YOUR INSTRUCTIONS: Output every line of the entries below as a numbered list, skipping any blank lines. Leave out the picture placeholders.

#### RECORDED INFORMATION

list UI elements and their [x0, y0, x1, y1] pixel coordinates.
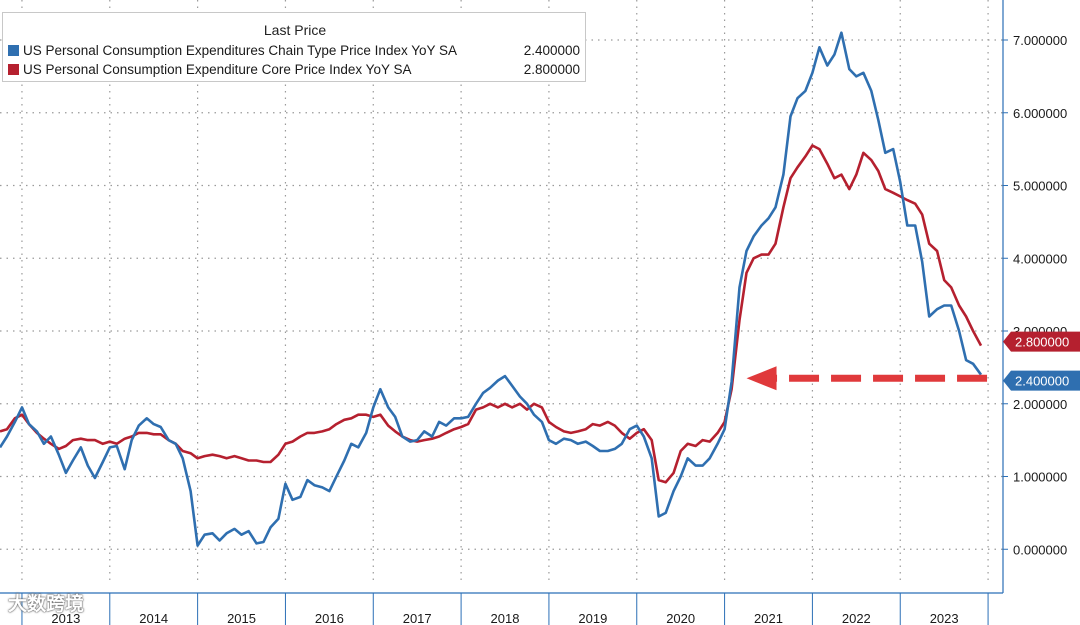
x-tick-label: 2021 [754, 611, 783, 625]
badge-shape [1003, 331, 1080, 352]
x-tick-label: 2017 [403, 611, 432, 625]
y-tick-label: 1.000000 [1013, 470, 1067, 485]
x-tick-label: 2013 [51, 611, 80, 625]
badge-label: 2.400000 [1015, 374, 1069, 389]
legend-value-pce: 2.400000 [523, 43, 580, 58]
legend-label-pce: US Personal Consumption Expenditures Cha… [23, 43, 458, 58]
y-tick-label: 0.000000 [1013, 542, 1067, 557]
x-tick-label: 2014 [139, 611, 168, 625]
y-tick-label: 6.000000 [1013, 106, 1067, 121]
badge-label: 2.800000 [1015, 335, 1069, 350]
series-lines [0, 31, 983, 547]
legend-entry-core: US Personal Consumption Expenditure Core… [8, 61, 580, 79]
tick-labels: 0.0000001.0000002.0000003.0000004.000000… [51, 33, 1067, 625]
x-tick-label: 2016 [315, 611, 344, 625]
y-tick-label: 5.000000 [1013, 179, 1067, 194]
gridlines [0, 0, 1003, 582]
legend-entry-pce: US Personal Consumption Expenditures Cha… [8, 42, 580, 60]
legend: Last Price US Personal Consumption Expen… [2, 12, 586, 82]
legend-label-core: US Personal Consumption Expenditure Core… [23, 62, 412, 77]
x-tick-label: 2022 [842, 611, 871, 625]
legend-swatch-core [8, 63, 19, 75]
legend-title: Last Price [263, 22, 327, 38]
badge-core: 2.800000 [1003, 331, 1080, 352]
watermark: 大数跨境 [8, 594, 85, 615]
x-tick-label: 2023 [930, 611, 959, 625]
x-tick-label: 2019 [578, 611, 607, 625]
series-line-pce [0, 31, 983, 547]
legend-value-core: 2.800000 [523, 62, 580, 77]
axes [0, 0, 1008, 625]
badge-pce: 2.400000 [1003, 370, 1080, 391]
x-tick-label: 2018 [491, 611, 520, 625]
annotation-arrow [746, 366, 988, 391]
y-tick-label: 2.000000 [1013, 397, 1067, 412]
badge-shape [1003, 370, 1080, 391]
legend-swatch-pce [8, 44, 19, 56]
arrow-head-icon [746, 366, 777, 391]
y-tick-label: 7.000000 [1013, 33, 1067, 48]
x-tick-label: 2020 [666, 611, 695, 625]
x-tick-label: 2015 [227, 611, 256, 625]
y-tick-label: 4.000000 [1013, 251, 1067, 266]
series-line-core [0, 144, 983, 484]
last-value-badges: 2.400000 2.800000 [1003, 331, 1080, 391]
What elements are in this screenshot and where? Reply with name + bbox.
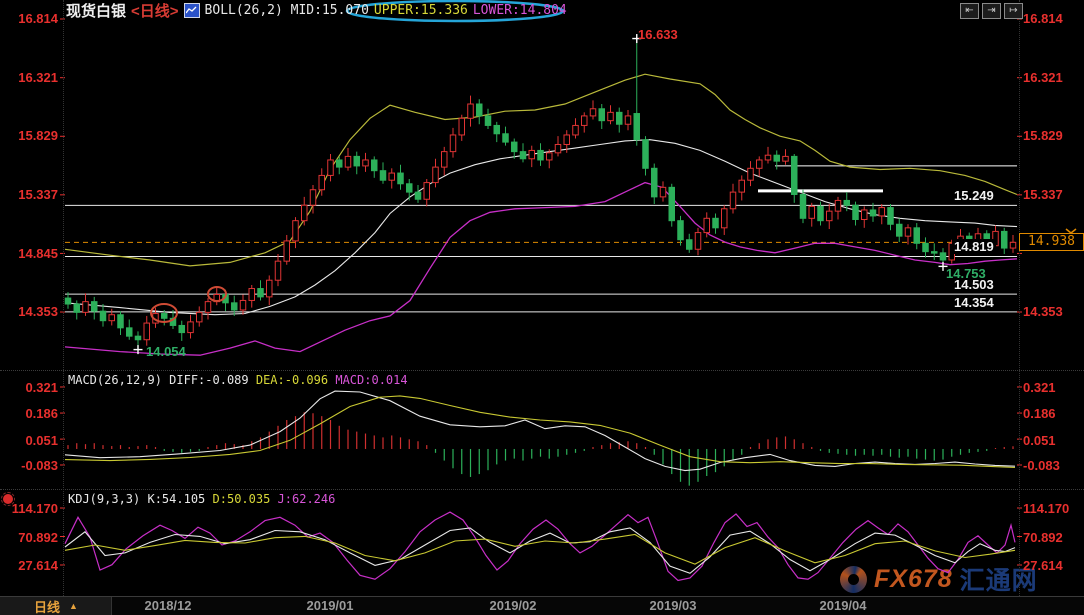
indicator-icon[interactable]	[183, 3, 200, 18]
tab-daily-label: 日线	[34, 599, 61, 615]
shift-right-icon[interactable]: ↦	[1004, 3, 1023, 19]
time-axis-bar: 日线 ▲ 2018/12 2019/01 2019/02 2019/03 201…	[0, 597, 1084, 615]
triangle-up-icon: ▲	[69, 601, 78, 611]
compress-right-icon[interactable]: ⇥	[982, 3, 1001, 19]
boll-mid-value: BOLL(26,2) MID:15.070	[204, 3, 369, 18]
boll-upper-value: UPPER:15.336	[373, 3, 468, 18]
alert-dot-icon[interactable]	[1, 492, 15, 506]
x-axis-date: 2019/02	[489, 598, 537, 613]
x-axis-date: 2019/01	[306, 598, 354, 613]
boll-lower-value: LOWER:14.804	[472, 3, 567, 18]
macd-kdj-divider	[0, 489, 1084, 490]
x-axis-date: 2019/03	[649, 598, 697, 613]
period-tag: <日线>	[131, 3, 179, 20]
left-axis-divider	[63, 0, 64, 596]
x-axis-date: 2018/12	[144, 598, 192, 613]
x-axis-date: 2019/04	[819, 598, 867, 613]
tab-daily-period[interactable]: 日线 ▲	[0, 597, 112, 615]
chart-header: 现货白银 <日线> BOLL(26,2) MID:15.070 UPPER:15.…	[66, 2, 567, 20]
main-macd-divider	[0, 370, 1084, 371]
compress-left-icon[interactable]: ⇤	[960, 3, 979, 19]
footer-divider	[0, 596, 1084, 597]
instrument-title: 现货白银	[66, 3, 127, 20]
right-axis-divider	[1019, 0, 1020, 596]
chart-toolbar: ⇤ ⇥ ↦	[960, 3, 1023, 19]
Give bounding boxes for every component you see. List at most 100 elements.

########

TASK RESULT:
1. list UI elements and their [x0, y0, x1, y1] pixel coordinates.
2. x-tick-label: 2021 [754, 611, 783, 625]
3. badge-shape [1003, 331, 1080, 352]
4. x-tick-label: 2017 [403, 611, 432, 625]
5. y-tick-label: 1.000000 [1013, 470, 1067, 485]
6. x-tick-label: 2013 [51, 611, 80, 625]
7. badge-label: 2.400000 [1015, 374, 1069, 389]
8. legend-value-pce: 2.400000 [523, 43, 580, 58]
9. legend-label-pce: US Personal Consumption Expenditures Cha… [23, 43, 458, 58]
10. y-tick-label: 0.000000 [1013, 542, 1067, 557]
11. x-tick-label: 2014 [139, 611, 168, 625]
12. y-tick-label: 6.000000 [1013, 106, 1067, 121]
13. badge-label: 2.800000 [1015, 335, 1069, 350]
14. series-lines [0, 31, 983, 547]
15. legend-entry-core: US Personal Consumption Expenditure Core… [8, 61, 580, 79]
16. tick-labels: 0.0000001.0000002.0000003.0000004.000000… [51, 33, 1067, 625]
17. x-tick-label: 2016 [315, 611, 344, 625]
18. y-tick-label: 5.000000 [1013, 179, 1067, 194]
19. gridlines [0, 0, 1003, 582]
20. legend-entry-pce: US Personal Consumption Expenditures Cha… [8, 42, 580, 60]
21. legend: Last Price US Personal Consumption Expen… [2, 12, 586, 82]
22. legend-label-core: US Personal Consumption Expenditure Core… [23, 62, 412, 77]
23. x-tick-label: 2022 [842, 611, 871, 625]
24. legend-swatch-core [8, 63, 19, 75]
25. legend-title: Last Price [263, 22, 327, 38]
26. badge-core: 2.800000 [1003, 331, 1080, 352]
27. watermark: 大数跨境 [8, 594, 85, 615]
28. x-tick-label: 2023 [930, 611, 959, 625]
29. x-tick-label: 2019 [578, 611, 607, 625]
30. series-line-pce [0, 31, 983, 547]
31. legend-value-core: 2.800000 [523, 62, 580, 77]
32. axes [0, 0, 1008, 625]
33. badge-pce: 2.400000 [1003, 370, 1080, 391]
34. x-tick-label: 2018 [491, 611, 520, 625]
35. annotation-arrow [746, 366, 988, 391]
36. y-tick-label: 2.000000 [1013, 397, 1067, 412]
37. badge-shape [1003, 370, 1080, 391]
38. legend-swatch-pce [8, 44, 19, 56]
39. arrow-head-icon [746, 366, 777, 391]
40. y-tick-label: 7.000000 [1013, 33, 1067, 48]
41. x-tick-label: 2020 [666, 611, 695, 625]
42. x-tick-label: 2015 [227, 611, 256, 625]
43. y-tick-label: 4.000000 [1013, 251, 1067, 266]
44. series-line-core [0, 144, 983, 484]
45. last-value-badges: 2.400000 2.800000 [1003, 331, 1080, 391]
46. What elements are in this screenshot and where? Reply with name + bbox.
47. indicator-icon[interactable]	[183, 3, 200, 18]
48. tab-daily-label: 日线	[34, 599, 61, 615]
49. shift-right-icon[interactable]: ↦	[1004, 3, 1023, 19]
50. time-axis-bar: 日线 ▲ 2018/12 2019/01 2019/02 2019/03 201…	[0, 597, 1084, 615]
51. triangle-up-icon: ▲	[69, 601, 78, 611]
52. compress-right-icon[interactable]: ⇥	[982, 3, 1001, 19]
53. boll-mid-value: BOLL(26,2) MID:15.070	[204, 3, 369, 18]
54. boll-upper-value: UPPER:15.336	[373, 3, 468, 18]
55. alert-dot-icon[interactable]	[1, 492, 15, 506]
56. x-axis-date: 2019/02	[489, 598, 537, 613]
57. x-axis-date: 2019/01	[306, 598, 354, 613]
58. boll-lower-value: LOWER:14.804	[472, 3, 567, 18]
59. macd-kdj-divider	[0, 489, 1084, 490]
60. x-axis-date: 2019/03	[649, 598, 697, 613]
61. period-tag: <日线>	[131, 3, 179, 20]
62. left-axis-divider	[63, 0, 64, 596]
63. x-axis-date: 2018/12	[144, 598, 192, 613]
64. x-axis-date: 2019/04	[819, 598, 867, 613]
65. tab-daily-period[interactable]: 日线 ▲	[0, 597, 112, 615]
66. chart-header: 现货白银 <日线> BOLL(26,2) MID:15.070 UPPER:15.…	[66, 2, 567, 20]
67. main-macd-divider	[0, 370, 1084, 371]
68. compress-left-icon[interactable]: ⇤	[960, 3, 979, 19]
69. footer-divider	[0, 596, 1084, 597]
70. instrument-title: 现货白银	[66, 3, 127, 20]
71. right-axis-divider	[1019, 0, 1020, 596]
72. chart-toolbar: ⇤ ⇥ ↦	[960, 3, 1023, 19]
73. Give bounding boxes for every component you see. List at most 100 elements.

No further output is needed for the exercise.